§ **YOUR GOAL**:
In the copy, include every entry exactly but none of the pictures.

***** INPUT MATERIAL

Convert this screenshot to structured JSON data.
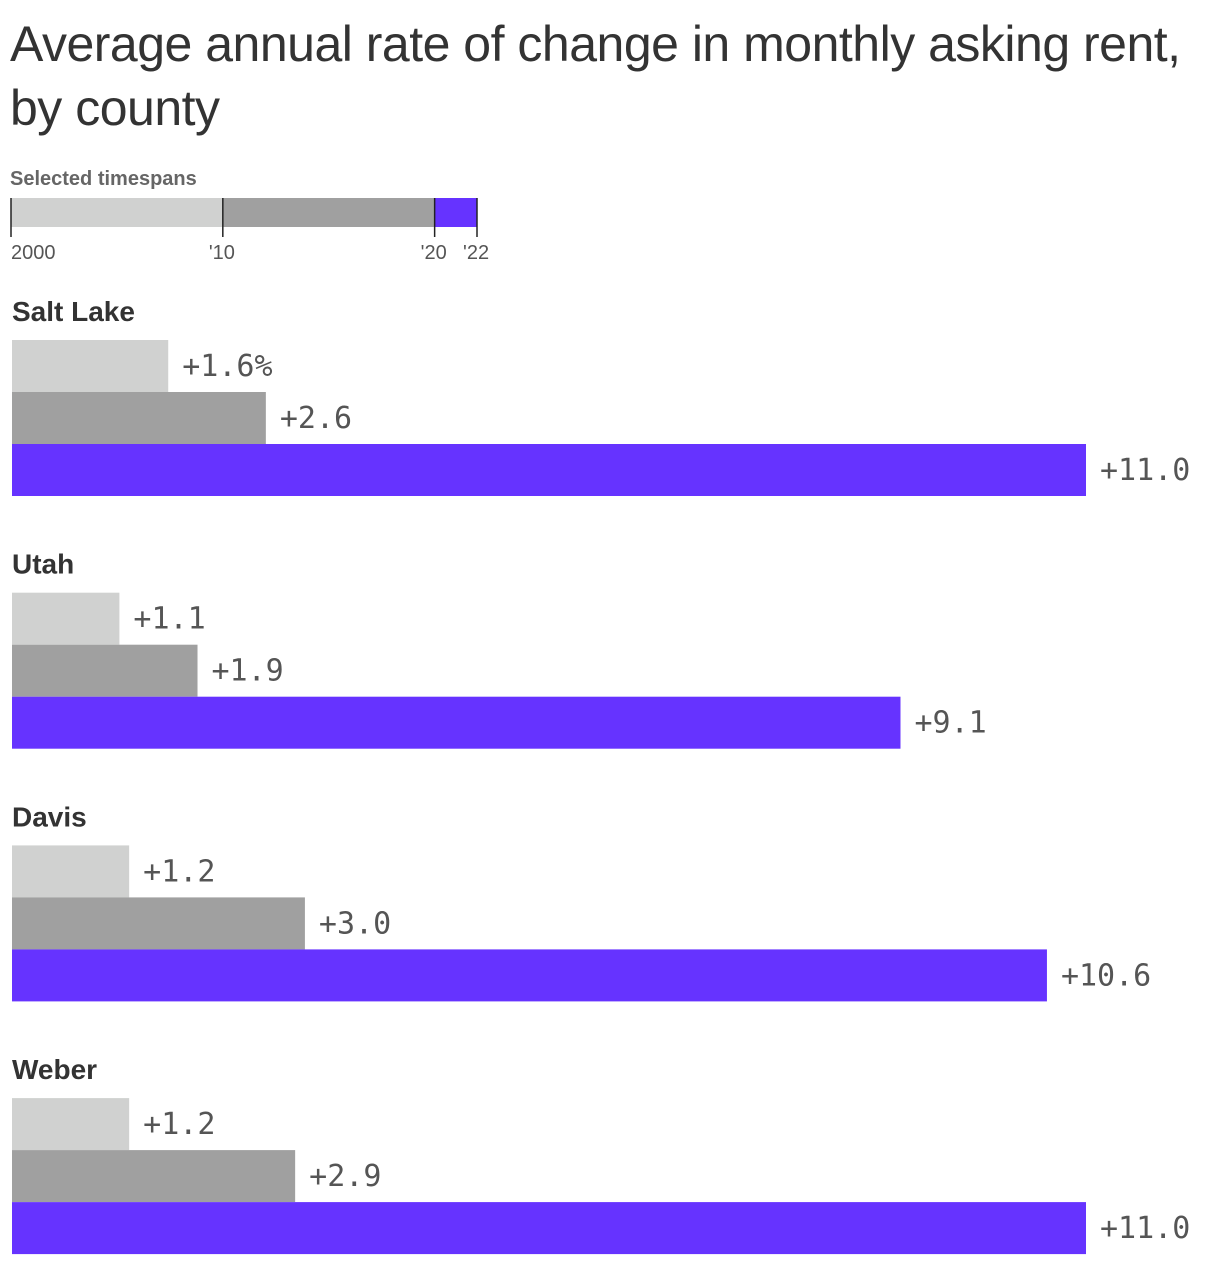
{
  "title": "Average annual rate of change in monthly asking rent, by county",
  "legend": {
    "title": "Selected timespans",
    "segments": [
      {
        "start": 2000,
        "end": 2010,
        "color": "#d0d1d0"
      },
      {
        "start": 2010,
        "end": 2020,
        "color": "#a0a0a0"
      },
      {
        "start": 2020,
        "end": 2022,
        "color": "#6633ff"
      }
    ],
    "ticks": [
      {
        "year": 2000,
        "label": "2000"
      },
      {
        "year": 2010,
        "label": "'10"
      },
      {
        "year": 2020,
        "label": "'20"
      },
      {
        "year": 2022,
        "label": "'22"
      }
    ]
  },
  "chart_data": {
    "type": "bar",
    "orientation": "horizontal",
    "title": "Average annual rate of change in monthly asking rent, by county",
    "categories": [
      "Salt Lake",
      "Utah",
      "Davis",
      "Weber"
    ],
    "series": [
      {
        "values": [
          1.6,
          1.1,
          1.2,
          1.2
        ],
        "labels": [
          "+1.6%",
          "+1.1",
          "+1.2",
          "+1.2"
        ],
        "color": "#d0d1d0"
      },
      {
        "values": [
          2.6,
          1.9,
          3.0,
          2.9
        ],
        "labels": [
          "+2.6",
          "+1.9",
          "+3.0",
          "+2.9"
        ],
        "color": "#a0a0a0"
      },
      {
        "values": [
          11.0,
          9.1,
          10.6,
          11.0
        ],
        "labels": [
          "+11.0",
          "+9.1",
          "+10.6",
          "+11.0"
        ],
        "color": "#6633ff"
      }
    ],
    "xlim": [
      0,
      11.0
    ],
    "grid": false
  }
}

**********

§ **FULL RESPONSE**:
Convert this screenshot to structured JSON data.
{
  "title": "Average annual rate of change in monthly asking rent, by county",
  "legend": {
    "title": "Selected timespans",
    "segments": [
      {
        "start": 2000,
        "end": 2010,
        "color": "#d0d1d0"
      },
      {
        "start": 2010,
        "end": 2020,
        "color": "#a0a0a0"
      },
      {
        "start": 2020,
        "end": 2022,
        "color": "#6633ff"
      }
    ],
    "ticks": [
      {
        "year": 2000,
        "label": "2000"
      },
      {
        "year": 2010,
        "label": "'10"
      },
      {
        "year": 2020,
        "label": "'20"
      },
      {
        "year": 2022,
        "label": "'22"
      }
    ]
  },
  "chart_data": {
    "type": "bar",
    "orientation": "horizontal",
    "title": "Average annual rate of change in monthly asking rent, by county",
    "categories": [
      "Salt Lake",
      "Utah",
      "Davis",
      "Weber"
    ],
    "series": [
      {
        "values": [
          1.6,
          1.1,
          1.2,
          1.2
        ],
        "labels": [
          "+1.6%",
          "+1.1",
          "+1.2",
          "+1.2"
        ],
        "color": "#d0d1d0"
      },
      {
        "values": [
          2.6,
          1.9,
          3.0,
          2.9
        ],
        "labels": [
          "+2.6",
          "+1.9",
          "+3.0",
          "+2.9"
        ],
        "color": "#a0a0a0"
      },
      {
        "values": [
          11.0,
          9.1,
          10.6,
          11.0
        ],
        "labels": [
          "+11.0",
          "+9.1",
          "+10.6",
          "+11.0"
        ],
        "color": "#6633ff"
      }
    ],
    "xlim": [
      0,
      11.0
    ],
    "grid": false
  }
}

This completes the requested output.